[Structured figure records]
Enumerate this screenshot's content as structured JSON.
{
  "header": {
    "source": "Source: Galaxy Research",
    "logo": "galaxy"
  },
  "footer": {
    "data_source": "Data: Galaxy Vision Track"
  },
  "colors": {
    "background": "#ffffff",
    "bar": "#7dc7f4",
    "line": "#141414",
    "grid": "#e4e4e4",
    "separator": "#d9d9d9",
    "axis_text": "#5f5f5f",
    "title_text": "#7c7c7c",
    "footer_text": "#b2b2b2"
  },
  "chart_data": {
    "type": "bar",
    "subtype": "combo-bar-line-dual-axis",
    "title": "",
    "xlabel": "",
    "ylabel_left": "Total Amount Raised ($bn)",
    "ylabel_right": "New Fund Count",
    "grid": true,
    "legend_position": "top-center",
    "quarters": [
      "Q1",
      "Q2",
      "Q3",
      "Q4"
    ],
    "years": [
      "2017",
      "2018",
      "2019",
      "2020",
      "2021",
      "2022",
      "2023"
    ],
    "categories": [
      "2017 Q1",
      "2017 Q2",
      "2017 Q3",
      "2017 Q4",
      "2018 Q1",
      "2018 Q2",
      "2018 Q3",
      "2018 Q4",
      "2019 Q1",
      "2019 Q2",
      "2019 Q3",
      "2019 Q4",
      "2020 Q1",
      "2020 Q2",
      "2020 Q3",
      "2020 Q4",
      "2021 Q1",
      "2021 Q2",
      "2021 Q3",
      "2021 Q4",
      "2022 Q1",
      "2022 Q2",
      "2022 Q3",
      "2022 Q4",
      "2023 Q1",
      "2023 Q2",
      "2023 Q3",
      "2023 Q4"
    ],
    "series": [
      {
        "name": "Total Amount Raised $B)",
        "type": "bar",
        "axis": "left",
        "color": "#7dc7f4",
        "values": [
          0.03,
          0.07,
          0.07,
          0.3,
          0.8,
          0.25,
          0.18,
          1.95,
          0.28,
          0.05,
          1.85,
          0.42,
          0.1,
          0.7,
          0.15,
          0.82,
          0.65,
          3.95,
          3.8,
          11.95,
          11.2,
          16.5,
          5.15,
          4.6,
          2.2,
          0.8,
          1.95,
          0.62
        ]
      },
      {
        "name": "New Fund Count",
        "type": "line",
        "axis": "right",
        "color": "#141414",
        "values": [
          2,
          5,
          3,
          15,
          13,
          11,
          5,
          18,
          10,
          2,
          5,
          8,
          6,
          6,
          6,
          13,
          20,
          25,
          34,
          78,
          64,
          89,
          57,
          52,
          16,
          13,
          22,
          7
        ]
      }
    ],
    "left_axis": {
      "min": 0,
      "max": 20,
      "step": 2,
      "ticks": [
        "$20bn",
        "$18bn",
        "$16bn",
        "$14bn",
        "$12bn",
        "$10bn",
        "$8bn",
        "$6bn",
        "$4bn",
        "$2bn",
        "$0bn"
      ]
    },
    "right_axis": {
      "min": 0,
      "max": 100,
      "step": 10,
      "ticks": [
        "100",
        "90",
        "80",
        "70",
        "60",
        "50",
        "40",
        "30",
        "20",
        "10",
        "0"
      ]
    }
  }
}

### TASK STATEMENT
Write the data from above out again, exactly.

### FINISHED TASK
Enumerate this screenshot's content as structured JSON.
{
  "header": {
    "source": "Source: Galaxy Research",
    "logo": "galaxy"
  },
  "footer": {
    "data_source": "Data: Galaxy Vision Track"
  },
  "colors": {
    "background": "#ffffff",
    "bar": "#7dc7f4",
    "line": "#141414",
    "grid": "#e4e4e4",
    "separator": "#d9d9d9",
    "axis_text": "#5f5f5f",
    "title_text": "#7c7c7c",
    "footer_text": "#b2b2b2"
  },
  "chart_data": {
    "type": "bar",
    "subtype": "combo-bar-line-dual-axis",
    "title": "",
    "xlabel": "",
    "ylabel_left": "Total Amount Raised ($bn)",
    "ylabel_right": "New Fund Count",
    "grid": true,
    "legend_position": "top-center",
    "quarters": [
      "Q1",
      "Q2",
      "Q3",
      "Q4"
    ],
    "years": [
      "2017",
      "2018",
      "2019",
      "2020",
      "2021",
      "2022",
      "2023"
    ],
    "categories": [
      "2017 Q1",
      "2017 Q2",
      "2017 Q3",
      "2017 Q4",
      "2018 Q1",
      "2018 Q2",
      "2018 Q3",
      "2018 Q4",
      "2019 Q1",
      "2019 Q2",
      "2019 Q3",
      "2019 Q4",
      "2020 Q1",
      "2020 Q2",
      "2020 Q3",
      "2020 Q4",
      "2021 Q1",
      "2021 Q2",
      "2021 Q3",
      "2021 Q4",
      "2022 Q1",
      "2022 Q2",
      "2022 Q3",
      "2022 Q4",
      "2023 Q1",
      "2023 Q2",
      "2023 Q3",
      "2023 Q4"
    ],
    "series": [
      {
        "name": "Total Amount Raised $B)",
        "type": "bar",
        "axis": "left",
        "color": "#7dc7f4",
        "values": [
          0.03,
          0.07,
          0.07,
          0.3,
          0.8,
          0.25,
          0.18,
          1.95,
          0.28,
          0.05,
          1.85,
          0.42,
          0.1,
          0.7,
          0.15,
          0.82,
          0.65,
          3.95,
          3.8,
          11.95,
          11.2,
          16.5,
          5.15,
          4.6,
          2.2,
          0.8,
          1.95,
          0.62
        ]
      },
      {
        "name": "New Fund Count",
        "type": "line",
        "axis": "right",
        "color": "#141414",
        "values": [
          2,
          5,
          3,
          15,
          13,
          11,
          5,
          18,
          10,
          2,
          5,
          8,
          6,
          6,
          6,
          13,
          20,
          25,
          34,
          78,
          64,
          89,
          57,
          52,
          16,
          13,
          22,
          7
        ]
      }
    ],
    "left_axis": {
      "min": 0,
      "max": 20,
      "step": 2,
      "ticks": [
        "$20bn",
        "$18bn",
        "$16bn",
        "$14bn",
        "$12bn",
        "$10bn",
        "$8bn",
        "$6bn",
        "$4bn",
        "$2bn",
        "$0bn"
      ]
    },
    "right_axis": {
      "min": 0,
      "max": 100,
      "step": 10,
      "ticks": [
        "100",
        "90",
        "80",
        "70",
        "60",
        "50",
        "40",
        "30",
        "20",
        "10",
        "0"
      ]
    }
  }
}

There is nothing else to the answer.